**THE TASK:** Copy nothing before the line that contains "Extract all readable text from this page."; from there, transcribe each line exactly through the end of the material, omitting pictures.

(Collected data)
# # # # # # #

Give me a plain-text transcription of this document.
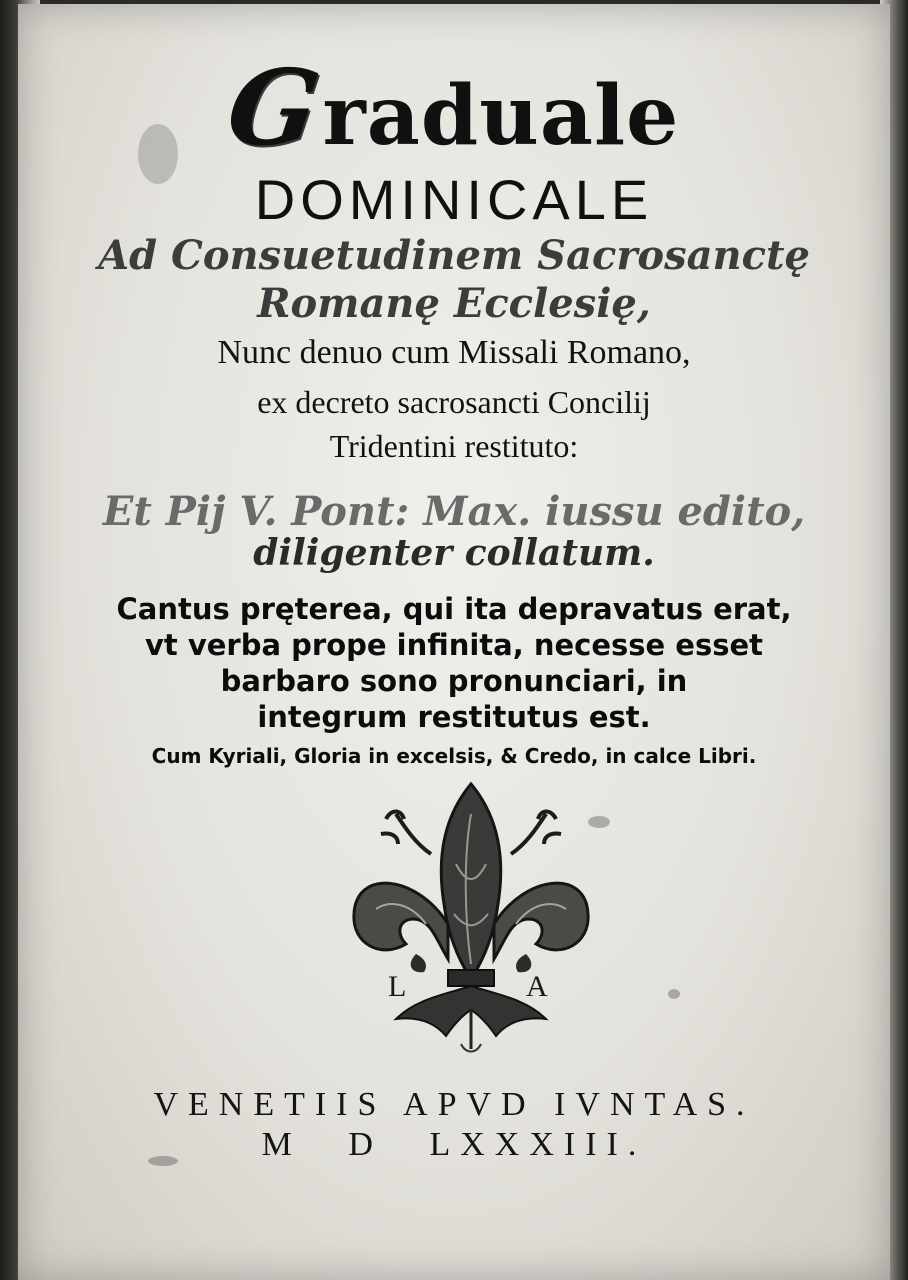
Graduale
DOMINICALE
Ad Consuetudinem Sacrosanctę
Romanę Ecclesię,
Nunc denuo cum Missali Romano,
ex decreto sacrosancti Concilij
Tridentini restituto:
Et Pij V. Pont: Max. iussu edito,
diligenter collatum.
Cantus pręterea, qui ita depravatus erat,
vt verba prope infinita, necesse esset
barbaro sono pronunciari, in
integrum restitutus est.
Cum Kyriali, Gloria in excelsis, & Credo, in calce Libri.
L	A
VENETIIS APVD IVNTAS.
M D LXXXIII.
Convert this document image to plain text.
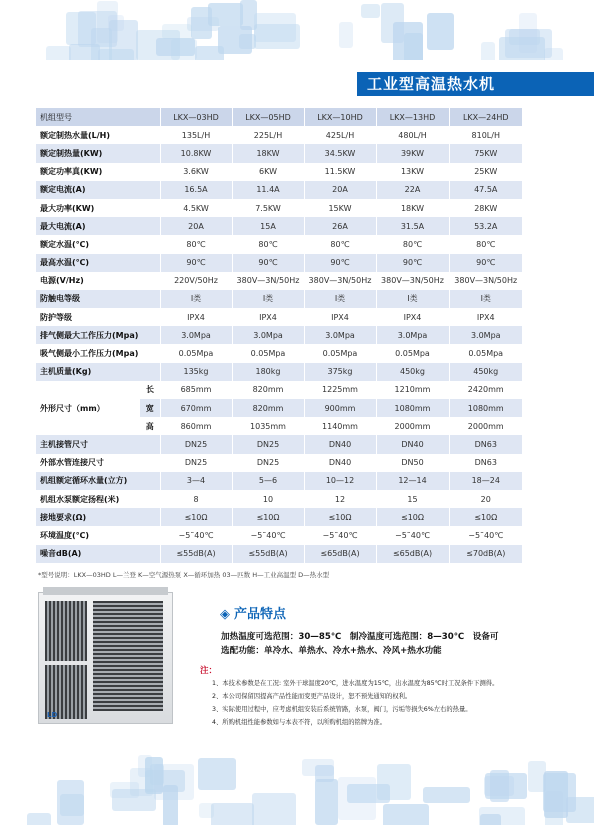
工业型高温热水机
机组型号		LKX—03HD	LKX—05HD	LKX—10HD	LKX—13HD	LKX—24HD
额定制热水量(L/H)		135L/H	225L/H	425L/H	480L/H	810L/H
额定制热量(KW)		10.8KW	18KW	34.5KW	39KW	75KW
额定功率真(KW)		3.6KW	6KW	11.5KW	13KW	25KW
额定电流(A)		16.5A	11.4A	20A	22A	47.5A
最大功率(KW)		4.5KW	7.5KW	15KW	18KW	28KW
最大电流(A)		20A	15A	26A	31.5A	53.2A
额定水温(℃)		80℃	80℃	80℃	80℃	80℃
最高水温(℃)		90℃	90℃	90℃	90℃	90℃
电源(V/Hz)		220V/50Hz	380V—3N/50Hz	380V—3N/50Hz	380V—3N/50Hz	380V—3N/50Hz
防触电等级		I类	I类	I类	I类	I类
防护等级		IPX4	IPX4	IPX4	IPX4	IPX4
排气侧最大工作压力(Mpa)		3.0Mpa	3.0Mpa	3.0Mpa	3.0Mpa	3.0Mpa
吸气侧最小工作压力(Mpa)		0.05Mpa	0.05Mpa	0.05Mpa	0.05Mpa	0.05Mpa
主机质量(Kg)		135kg	180kg	375kg	450kg	450kg
外形尺寸（mm）	长	685mm	820mm	1225mm	1210mm	2420mm
	宽	670mm	820mm	900mm	1080mm	1080mm
	高	860mm	1035mm	1140mm	2000mm	2000mm
主机接管尺寸		DN25	DN25	DN40	DN40	DN63
外部水管连接尺寸		DN25	DN25	DN40	DN50	DN63
机组额定循环水量(立方)		3—4	5—6	10—12	12—14	18—24
机组水泵额定扬程(米)		8	10	12	15	20
接地要求(Ω)		≤10Ω	≤10Ω	≤10Ω	≤10Ω	≤10Ω
环境温度(℃)		−5˜40℃	−5˜40℃	−5˜40℃	−5˜40℃	−5˜40℃
噪音dB(A)		≤55dB(A)	≤55dB(A)	≤65dB(A)	≤65dB(A)	≤70dB(A)
*型号说明：LKX—03HD L—兰登 K—空气源热泵 X—循环加热 03—匹数 H—工业高温型 D—热水型
LD
◈ 产品特点
加热温度可选范围：30—85℃　制冷温度可选范围：8—30℃　设备可
选配功能：单冷水、单热水、冷水+热水、冷风+热水功能
注：
1、本技术参数是在工况: 室外干球温度20℃，进水温度为15℃，出水温度为85℃时工况条件下测得。
2、本公司保留因提高产品性能而变更产品设计，恕不预先通知的权利。
3、实际使用过程中，应考虑机组安装后系统管路，水泵，阀门，污垢等损失6%左右的热量。
4、所购机组性能参数如与本表不符，以所购机组的铭牌为准。
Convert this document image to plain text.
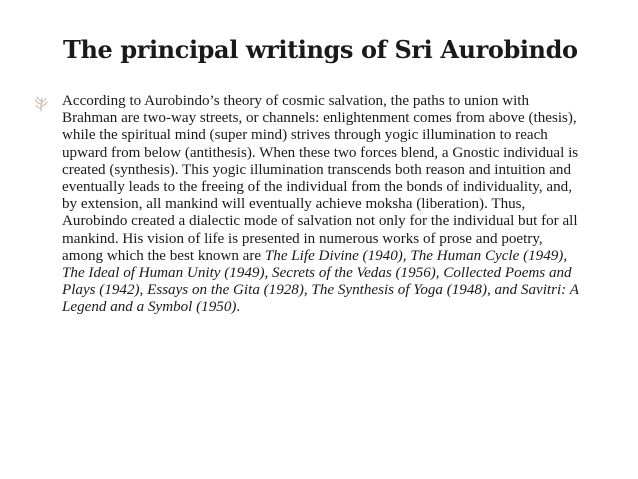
The principal writings of Sri Aurobindo

According to Aurobindo’s theory of cosmic salvation, the paths to union with Brahman are two-way streets, or channels: enlightenment comes from above (thesis), while the spiritual mind (super mind) strives through yogic illumination to reach upward from below (antithesis). When these two forces blend, a Gnostic individual is created (synthesis). This yogic illumination transcends both reason and intuition and eventually leads to the freeing of the individual from the bonds of individuality, and, by extension, all mankind will eventually achieve moksha (liberation). Thus, Aurobindo created a dialectic mode of salvation not only for the individual but for all mankind. His vision of life is presented in numerous works of prose and poetry, among which the best known are The Life Divine (1940), The Human Cycle (1949), The Ideal of Human Unity (1949), Secrets of the Vedas (1956), Collected Poems and Plays (1942), Essays on the Gita (1928), The Synthesis of Yoga (1948), and Savitri: A Legend and a Symbol (1950).
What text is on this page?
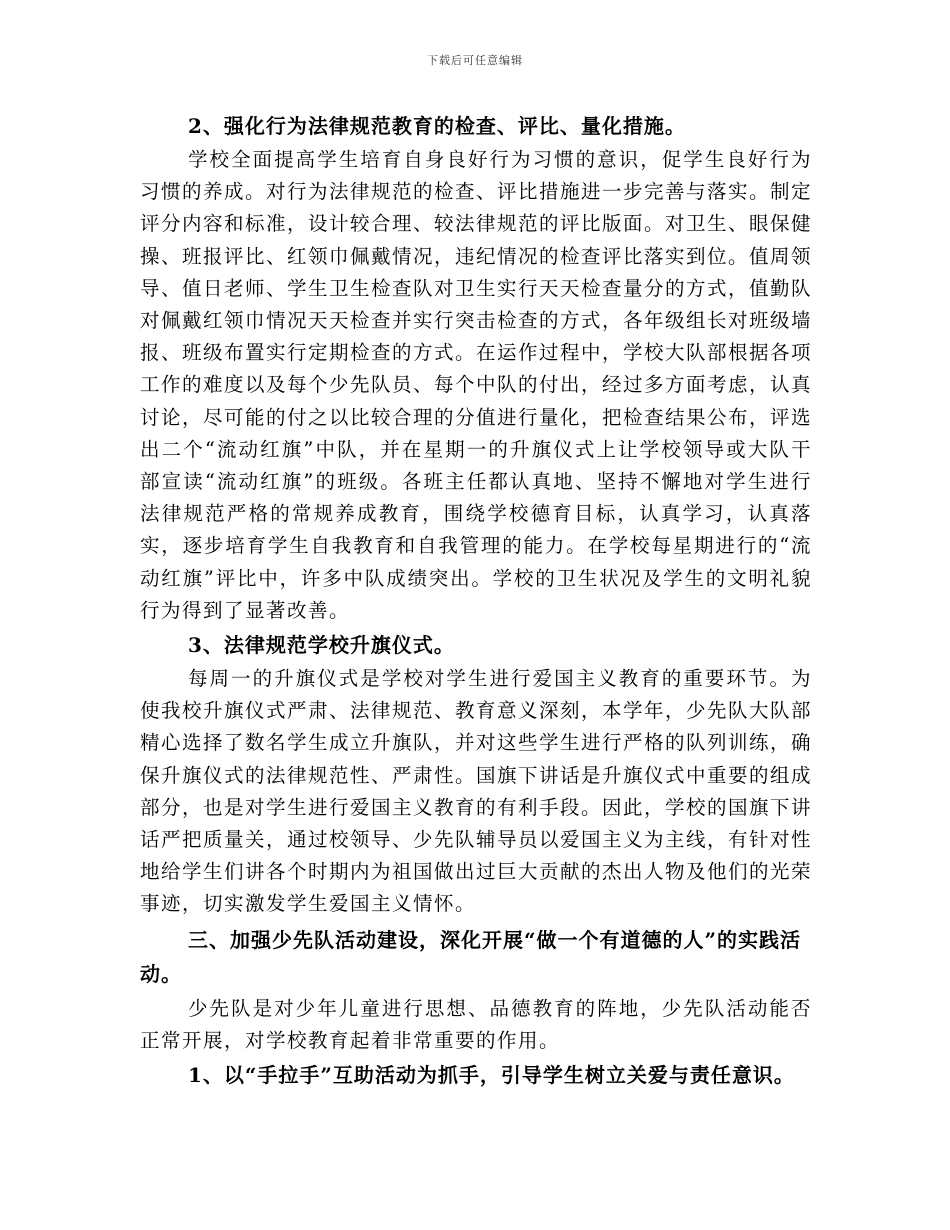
下载后可任意编辑

2、强化行为法律规范教育的检查、评比、量化措施。

学校全面提高学生培育自身良好行为习惯的意识，促学生良好行为习惯的养成。对行为法律规范的检查、评比措施进一步完善与落实。制定评分内容和标准，设计较合理、较法律规范的评比版面。对卫生、眼保健操、班报评比、红领巾佩戴情况，违纪情况的检查评比落实到位。值周领导、值日老师、学生卫生检查队对卫生实行天天检查量分的方式，值勤队对佩戴红领巾情况天天检查并实行突击检查的方式，各年级组长对班级墙报、班级布置实行定期检查的方式。在运作过程中，学校大队部根据各项工作的难度以及每个少先队员、每个中队的付出，经过多方面考虑，认真讨论，尽可能的付之以比较合理的分值进行量化，把检查结果公布，评选出二个“流动红旗”中队，并在星期一的升旗仪式上让学校领导或大队干部宣读“流动红旗”的班级。各班主任都认真地、坚持不懈地对学生进行法律规范严格的常规养成教育，围绕学校德育目标，认真学习，认真落实，逐步培育学生自我教育和自我管理的能力。在学校每星期进行的“流动红旗”评比中，许多中队成绩突出。学校的卫生状况及学生的文明礼貌行为得到了显著改善。

3、法律规范学校升旗仪式。

每周一的升旗仪式是学校对学生进行爱国主义教育的重要环节。为使我校升旗仪式严肃、法律规范、教育意义深刻，本学年，少先队大队部精心选择了数名学生成立升旗队，并对这些学生进行严格的队列训练，确保升旗仪式的法律规范性、严肃性。国旗下讲话是升旗仪式中重要的组成部分，也是对学生进行爱国主义教育的有利手段。因此，学校的国旗下讲话严把质量关，通过校领导、少先队辅导员以爱国主义为主线，有针对性地给学生们讲各个时期内为祖国做出过巨大贡献的杰出人物及他们的光荣事迹，切实激发学生爱国主义情怀。

三、加强少先队活动建设，深化开展“做一个有道德的人”的实践活动。

少先队是对少年儿童进行思想、品德教育的阵地，少先队活动能否正常开展，对学校教育起着非常重要的作用。

1、以“手拉手”互助活动为抓手，引导学生树立关爱与责任意识。
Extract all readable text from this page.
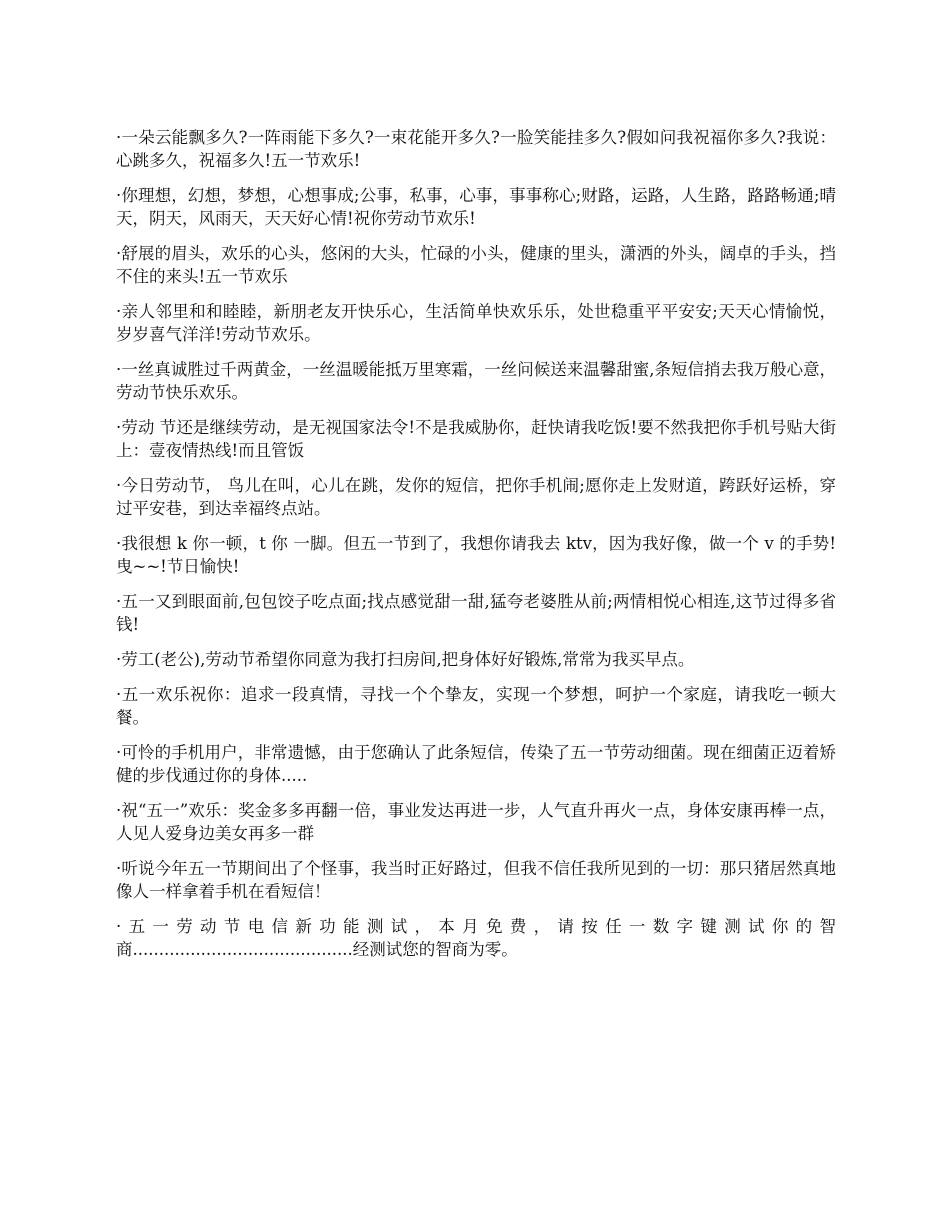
·一朵云能飘多久?一阵雨能下多久?一束花能开多久?一脸笑能挂多久?假如问我祝福你多久?我说：心跳多久，祝福多久!五一节欢乐!

·你理想，幻想，梦想，心想事成;公事，私事，心事，事事称心;财路，运路，人生路，路路畅通;晴天，阴天，风雨天，天天好心情!祝你劳动节欢乐!

·舒展的眉头，欢乐的心头，悠闲的大头，忙碌的小头，健康的里头，潇洒的外头，阔卓的手头，挡不住的来头!五一节欢乐

·亲人邻里和和睦睦，新朋老友开快乐心，生活简单快欢乐乐，处世稳重平平安安;天天心情愉悦，岁岁喜气洋洋!劳动节欢乐。

·一丝真诚胜过千两黄金，一丝温暖能抵万里寒霜，一丝问候送来温馨甜蜜,条短信捎去我万般心意，劳动节快乐欢乐。

·劳动 节还是继续劳动，是无视国家法令!不是我威胁你，赶快请我吃饭!要不然我把你手机号贴大街上：壹夜情热线!而且管饭

·今日劳动节， 鸟儿在叫，心儿在跳，发你的短信，把你手机闹;愿你走上发财道，跨跃好运桥，穿过平安巷，到达幸福终点站。

·我很想 k 你一顿，t 你 一脚。但五一节到了，我想你请我去 ktv，因为我好像，做一个 v 的手势!曳~~!节日愉快!

·五一又到眼面前,包包饺子吃点面;找点感觉甜一甜,猛夸老婆胜从前;两情相悦心相连,这节过得多省钱!

·劳工(老公),劳动节希望你同意为我打扫房间,把身体好好锻炼,常常为我买早点。

·五一欢乐祝你：追求一段真情，寻找一个个挚友，实现一个梦想，呵护一个家庭，请我吃一顿大餐。

·可怜的手机用户，非常遗憾，由于您确认了此条短信，传染了五一节劳动细菌。现在细菌正迈着矫健的步伐通过你的身体.....

·祝“五一”欢乐：奖金多多再翻一倍，事业发达再进一步，人气直升再火一点，身体安康再棒一点，人见人爱身边美女再多一群

·听说今年五一节期间出了个怪事，我当时正好路过，但我不信任我所见到的一切：那只猪居然真地像人一样拿着手机在看短信！

·五一劳动节电信新功能测试，本月免费，请按任一数字键测试你的智商..........................................经测试您的智商为零。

# # # # # # #

**TASK RESULT:**
Extract all readable text from this page.
·一朵云能飘多久?一阵雨能下多久?一束花能开多久?一脸笑能挂多久?假如问我祝福你多久?我说：心跳多久，祝福多久!五一节欢乐!

·你理想，幻想，梦想，心想事成;公事，私事，心事，事事称心;财路，运路，人生路，路路畅通;晴天，阴天，风雨天，天天好心情!祝你劳动节欢乐!

·舒展的眉头，欢乐的心头，悠闲的大头，忙碌的小头，健康的里头，潇洒的外头，阔卓的手头，挡不住的来头!五一节欢乐

·亲人邻里和和睦睦，新朋老友开快乐心，生活简单快欢乐乐，处世稳重平平安安;天天心情愉悦，岁岁喜气洋洋!劳动节欢乐。

·一丝真诚胜过千两黄金，一丝温暖能抵万里寒霜，一丝问候送来温馨甜蜜,条短信捎去我万般心意，劳动节快乐欢乐。

·劳动 节还是继续劳动，是无视国家法令!不是我威胁你，赶快请我吃饭!要不然我把你手机号贴大街上：壹夜情热线!而且管饭

·今日劳动节， 鸟儿在叫，心儿在跳，发你的短信，把你手机闹;愿你走上发财道，跨跃好运桥，穿过平安巷，到达幸福终点站。

·我很想 k 你一顿，t 你 一脚。但五一节到了，我想你请我去 ktv，因为我好像，做一个 v 的手势!曳~~!节日愉快!

·五一又到眼面前,包包饺子吃点面;找点感觉甜一甜,猛夸老婆胜从前;两情相悦心相连,这节过得多省钱!

·劳工(老公),劳动节希望你同意为我打扫房间,把身体好好锻炼,常常为我买早点。

·五一欢乐祝你：追求一段真情，寻找一个个挚友，实现一个梦想，呵护一个家庭，请我吃一顿大餐。

·可怜的手机用户，非常遗憾，由于您确认了此条短信，传染了五一节劳动细菌。现在细菌正迈着矫健的步伐通过你的身体.....

·祝“五一”欢乐：奖金多多再翻一倍，事业发达再进一步，人气直升再火一点，身体安康再棒一点，人见人爱身边美女再多一群

·听说今年五一节期间出了个怪事，我当时正好路过，但我不信任我所见到的一切：那只猪居然真地像人一样拿着手机在看短信！

·五一劳动节电信新功能测试，本月免费，请按任一数字键测试你的智商..........................................经测试您的智商为零。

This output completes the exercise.